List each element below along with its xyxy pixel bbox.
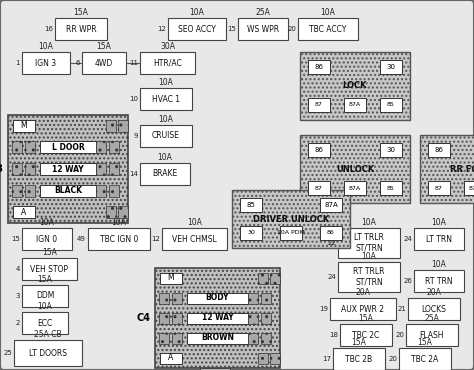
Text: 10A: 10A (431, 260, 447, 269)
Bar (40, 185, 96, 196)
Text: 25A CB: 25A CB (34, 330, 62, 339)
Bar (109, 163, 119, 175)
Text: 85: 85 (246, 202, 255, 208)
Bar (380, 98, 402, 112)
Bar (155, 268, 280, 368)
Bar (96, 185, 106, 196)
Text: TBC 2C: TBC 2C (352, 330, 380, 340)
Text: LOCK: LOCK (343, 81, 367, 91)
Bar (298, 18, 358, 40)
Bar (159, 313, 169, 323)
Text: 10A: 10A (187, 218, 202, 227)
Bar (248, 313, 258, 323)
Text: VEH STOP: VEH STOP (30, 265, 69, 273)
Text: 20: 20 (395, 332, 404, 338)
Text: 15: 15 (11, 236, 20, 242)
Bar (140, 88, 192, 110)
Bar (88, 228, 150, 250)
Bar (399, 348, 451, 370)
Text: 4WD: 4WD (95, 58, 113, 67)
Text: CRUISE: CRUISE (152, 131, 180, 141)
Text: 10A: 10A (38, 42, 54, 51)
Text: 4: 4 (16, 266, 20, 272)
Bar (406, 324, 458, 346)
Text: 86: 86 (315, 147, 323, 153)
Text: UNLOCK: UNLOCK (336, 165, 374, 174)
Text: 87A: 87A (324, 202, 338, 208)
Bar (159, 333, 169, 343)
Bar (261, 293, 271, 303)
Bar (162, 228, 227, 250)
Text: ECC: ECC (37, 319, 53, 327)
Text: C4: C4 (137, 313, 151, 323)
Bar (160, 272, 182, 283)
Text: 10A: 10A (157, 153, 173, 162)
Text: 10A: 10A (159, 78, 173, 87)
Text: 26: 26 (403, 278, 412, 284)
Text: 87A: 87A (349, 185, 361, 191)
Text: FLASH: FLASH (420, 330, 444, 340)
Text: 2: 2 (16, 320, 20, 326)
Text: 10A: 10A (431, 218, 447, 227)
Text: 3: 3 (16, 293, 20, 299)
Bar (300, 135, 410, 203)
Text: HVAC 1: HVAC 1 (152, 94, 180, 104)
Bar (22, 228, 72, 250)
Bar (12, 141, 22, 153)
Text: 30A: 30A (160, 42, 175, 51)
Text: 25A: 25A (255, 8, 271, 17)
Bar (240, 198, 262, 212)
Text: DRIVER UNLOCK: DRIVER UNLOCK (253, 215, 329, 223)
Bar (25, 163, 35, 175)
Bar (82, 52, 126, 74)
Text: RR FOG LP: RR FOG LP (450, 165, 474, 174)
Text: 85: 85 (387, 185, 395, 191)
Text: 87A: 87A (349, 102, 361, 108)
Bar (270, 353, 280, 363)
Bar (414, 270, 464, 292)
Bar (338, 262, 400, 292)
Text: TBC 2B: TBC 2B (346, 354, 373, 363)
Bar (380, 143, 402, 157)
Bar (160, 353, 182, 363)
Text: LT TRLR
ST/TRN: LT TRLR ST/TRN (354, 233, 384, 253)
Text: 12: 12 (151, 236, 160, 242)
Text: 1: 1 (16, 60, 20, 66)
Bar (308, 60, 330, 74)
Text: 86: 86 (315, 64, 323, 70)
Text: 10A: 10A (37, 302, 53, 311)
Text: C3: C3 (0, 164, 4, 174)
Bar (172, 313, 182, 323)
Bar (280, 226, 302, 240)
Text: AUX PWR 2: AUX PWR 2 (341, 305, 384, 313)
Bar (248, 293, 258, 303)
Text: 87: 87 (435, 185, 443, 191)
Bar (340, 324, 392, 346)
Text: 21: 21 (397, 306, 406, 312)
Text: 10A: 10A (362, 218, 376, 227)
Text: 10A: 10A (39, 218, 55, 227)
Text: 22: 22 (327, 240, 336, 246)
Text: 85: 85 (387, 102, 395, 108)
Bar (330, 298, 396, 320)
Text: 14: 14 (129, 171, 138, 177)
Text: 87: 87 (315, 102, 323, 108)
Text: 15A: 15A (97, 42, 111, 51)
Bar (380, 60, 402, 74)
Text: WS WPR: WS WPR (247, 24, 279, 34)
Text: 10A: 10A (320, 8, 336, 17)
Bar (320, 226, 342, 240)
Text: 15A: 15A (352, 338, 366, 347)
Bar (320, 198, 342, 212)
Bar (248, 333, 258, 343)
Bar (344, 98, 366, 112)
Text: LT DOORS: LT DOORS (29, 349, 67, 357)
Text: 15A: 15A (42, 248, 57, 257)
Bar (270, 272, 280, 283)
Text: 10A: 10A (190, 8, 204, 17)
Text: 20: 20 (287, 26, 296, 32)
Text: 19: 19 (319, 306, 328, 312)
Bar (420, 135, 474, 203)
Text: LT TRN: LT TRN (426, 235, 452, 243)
※ ※ ※
## GOAL
Reproduce verbatim the part of the records that opens with the line containing "Text: 10A: 10A (431, 260, 447, 269)" and closes with the line containing "Text: LT TRLR", including both of those lines.

## CORRECT OUTPUT
Text: 10A: 10A (431, 260, 447, 269)
Bar (40, 185, 96, 196)
Text: 25A CB: 25A CB (34, 330, 62, 339)
Bar (109, 163, 119, 175)
Text: 85: 85 (246, 202, 255, 208)
Bar (380, 98, 402, 112)
Bar (155, 268, 280, 368)
Bar (96, 185, 106, 196)
Text: TBC 2C: TBC 2C (352, 330, 380, 340)
Text: LOCK: LOCK (343, 81, 367, 91)
Bar (298, 18, 358, 40)
Bar (159, 313, 169, 323)
Text: 10A: 10A (187, 218, 202, 227)
Bar (248, 313, 258, 323)
Text: VEH STOP: VEH STOP (30, 265, 69, 273)
Text: 20: 20 (395, 332, 404, 338)
Text: 15: 15 (11, 236, 20, 242)
Bar (140, 88, 192, 110)
Bar (88, 228, 150, 250)
Bar (399, 348, 451, 370)
Text: 4WD: 4WD (95, 58, 113, 67)
Text: CRUISE: CRUISE (152, 131, 180, 141)
Text: 10A: 10A (38, 42, 54, 51)
Text: 4: 4 (16, 266, 20, 272)
Bar (406, 324, 458, 346)
Text: 86: 86 (315, 147, 323, 153)
Text: UNLOCK: UNLOCK (336, 165, 374, 174)
Text: 87A: 87A (324, 202, 338, 208)
Bar (159, 333, 169, 343)
Bar (261, 293, 271, 303)
Bar (162, 228, 227, 250)
Text: ECC: ECC (37, 319, 53, 327)
Text: C4: C4 (137, 313, 151, 323)
Bar (160, 272, 182, 283)
Text: 10A: 10A (157, 153, 173, 162)
Text: 10A: 10A (159, 78, 173, 87)
Text: 26: 26 (403, 278, 412, 284)
Text: 87A: 87A (349, 185, 361, 191)
Text: FLASH: FLASH (420, 330, 444, 340)
Text: 2: 2 (16, 320, 20, 326)
Text: 10A: 10A (431, 218, 447, 227)
Text: 3: 3 (16, 293, 20, 299)
Bar (300, 135, 410, 203)
Text: HVAC 1: HVAC 1 (152, 94, 180, 104)
Bar (22, 228, 72, 250)
Bar (12, 141, 22, 153)
Text: 30A: 30A (160, 42, 175, 51)
Text: 25A: 25A (255, 8, 271, 17)
Bar (240, 198, 262, 212)
Text: DRIVER UNLOCK: DRIVER UNLOCK (253, 215, 329, 223)
Bar (25, 163, 35, 175)
Bar (82, 52, 126, 74)
Text: RR FOG LP: RR FOG LP (450, 165, 474, 174)
Text: 85: 85 (387, 185, 395, 191)
Text: 87A: 87A (349, 102, 361, 108)
Bar (270, 353, 280, 363)
Bar (414, 270, 464, 292)
Bar (338, 262, 400, 292)
Text: TBC 2B: TBC 2B (346, 354, 373, 363)
Bar (380, 143, 402, 157)
Bar (160, 353, 182, 363)
Text: LT TRLR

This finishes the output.